(SHORT EXERCISE) Each line that holds the word "text" is to be identified and copied.

— START MATERIAL FOR THIS TASK —

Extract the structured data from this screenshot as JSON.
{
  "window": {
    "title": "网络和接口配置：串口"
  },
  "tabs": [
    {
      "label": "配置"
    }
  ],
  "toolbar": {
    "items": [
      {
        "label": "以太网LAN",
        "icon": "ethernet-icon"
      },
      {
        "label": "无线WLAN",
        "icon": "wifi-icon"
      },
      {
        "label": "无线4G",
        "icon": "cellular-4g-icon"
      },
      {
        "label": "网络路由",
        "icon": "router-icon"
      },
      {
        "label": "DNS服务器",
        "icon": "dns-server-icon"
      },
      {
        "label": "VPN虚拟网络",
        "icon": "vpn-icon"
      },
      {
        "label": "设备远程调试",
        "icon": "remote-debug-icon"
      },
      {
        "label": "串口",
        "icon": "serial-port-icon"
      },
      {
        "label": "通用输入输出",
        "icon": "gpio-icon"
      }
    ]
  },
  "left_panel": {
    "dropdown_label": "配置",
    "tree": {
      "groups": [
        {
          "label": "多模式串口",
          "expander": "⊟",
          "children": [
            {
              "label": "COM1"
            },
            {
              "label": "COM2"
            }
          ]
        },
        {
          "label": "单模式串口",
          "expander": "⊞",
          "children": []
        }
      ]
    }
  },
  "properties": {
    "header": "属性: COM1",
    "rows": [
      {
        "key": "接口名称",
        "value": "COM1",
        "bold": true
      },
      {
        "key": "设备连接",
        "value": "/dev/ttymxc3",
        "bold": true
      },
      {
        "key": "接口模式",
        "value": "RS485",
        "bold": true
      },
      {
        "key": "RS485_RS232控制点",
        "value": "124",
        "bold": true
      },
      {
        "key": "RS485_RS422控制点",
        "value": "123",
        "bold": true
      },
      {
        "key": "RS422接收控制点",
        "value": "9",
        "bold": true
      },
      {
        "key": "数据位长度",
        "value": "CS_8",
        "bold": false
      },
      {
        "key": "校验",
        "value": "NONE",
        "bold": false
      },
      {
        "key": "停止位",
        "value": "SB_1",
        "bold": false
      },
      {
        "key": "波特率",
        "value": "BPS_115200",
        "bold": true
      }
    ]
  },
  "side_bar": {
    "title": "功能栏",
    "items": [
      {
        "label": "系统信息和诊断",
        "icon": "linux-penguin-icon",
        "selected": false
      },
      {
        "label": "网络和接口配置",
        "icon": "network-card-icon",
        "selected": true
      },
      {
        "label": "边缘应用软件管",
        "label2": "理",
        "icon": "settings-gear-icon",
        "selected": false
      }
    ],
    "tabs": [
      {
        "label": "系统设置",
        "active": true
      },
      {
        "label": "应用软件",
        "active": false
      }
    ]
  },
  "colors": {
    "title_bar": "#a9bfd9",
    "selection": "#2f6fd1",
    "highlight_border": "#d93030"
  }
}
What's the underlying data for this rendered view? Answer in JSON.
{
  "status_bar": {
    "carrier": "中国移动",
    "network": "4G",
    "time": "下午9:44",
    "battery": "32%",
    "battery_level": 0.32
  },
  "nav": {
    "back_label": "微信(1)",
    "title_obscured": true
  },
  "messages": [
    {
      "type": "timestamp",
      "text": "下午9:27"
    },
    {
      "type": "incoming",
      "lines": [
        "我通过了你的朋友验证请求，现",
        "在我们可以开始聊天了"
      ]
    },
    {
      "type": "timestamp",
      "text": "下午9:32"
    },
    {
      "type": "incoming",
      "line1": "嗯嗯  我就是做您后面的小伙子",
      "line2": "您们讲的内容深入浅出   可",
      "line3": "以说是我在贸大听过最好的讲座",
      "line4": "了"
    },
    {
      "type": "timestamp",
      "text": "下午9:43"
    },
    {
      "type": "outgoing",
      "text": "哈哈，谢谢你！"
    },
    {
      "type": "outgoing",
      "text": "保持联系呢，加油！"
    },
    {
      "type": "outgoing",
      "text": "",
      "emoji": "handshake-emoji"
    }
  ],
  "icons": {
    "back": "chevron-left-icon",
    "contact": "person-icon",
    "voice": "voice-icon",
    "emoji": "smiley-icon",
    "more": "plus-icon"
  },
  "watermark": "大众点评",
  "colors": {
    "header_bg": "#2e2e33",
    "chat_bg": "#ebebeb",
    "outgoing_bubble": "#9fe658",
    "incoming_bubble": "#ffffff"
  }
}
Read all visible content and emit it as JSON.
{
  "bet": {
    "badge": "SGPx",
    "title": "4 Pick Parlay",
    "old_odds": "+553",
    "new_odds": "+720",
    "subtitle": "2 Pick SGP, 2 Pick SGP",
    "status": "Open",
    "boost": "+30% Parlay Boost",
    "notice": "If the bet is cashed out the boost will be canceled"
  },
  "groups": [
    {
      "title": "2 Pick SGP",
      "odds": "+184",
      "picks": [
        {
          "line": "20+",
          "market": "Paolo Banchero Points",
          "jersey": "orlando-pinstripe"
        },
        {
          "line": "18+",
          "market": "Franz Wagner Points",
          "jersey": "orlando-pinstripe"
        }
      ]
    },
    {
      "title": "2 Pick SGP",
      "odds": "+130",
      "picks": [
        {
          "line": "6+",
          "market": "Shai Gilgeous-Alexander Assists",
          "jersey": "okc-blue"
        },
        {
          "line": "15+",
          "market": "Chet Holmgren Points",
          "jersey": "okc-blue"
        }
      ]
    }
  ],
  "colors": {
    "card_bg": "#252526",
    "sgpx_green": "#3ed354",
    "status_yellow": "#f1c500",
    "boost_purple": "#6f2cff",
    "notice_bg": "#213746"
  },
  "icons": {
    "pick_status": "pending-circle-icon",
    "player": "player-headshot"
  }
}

— END MATERIAL FOR THIS TASK —

(ANSWER TO THE TASK)
      "text": "下午9:27"
      "text": "下午9:32"
      "text": "下午9:43"
      "text": "哈哈，谢谢你！"
      "text": "保持联系呢，加油！"
      "text": "",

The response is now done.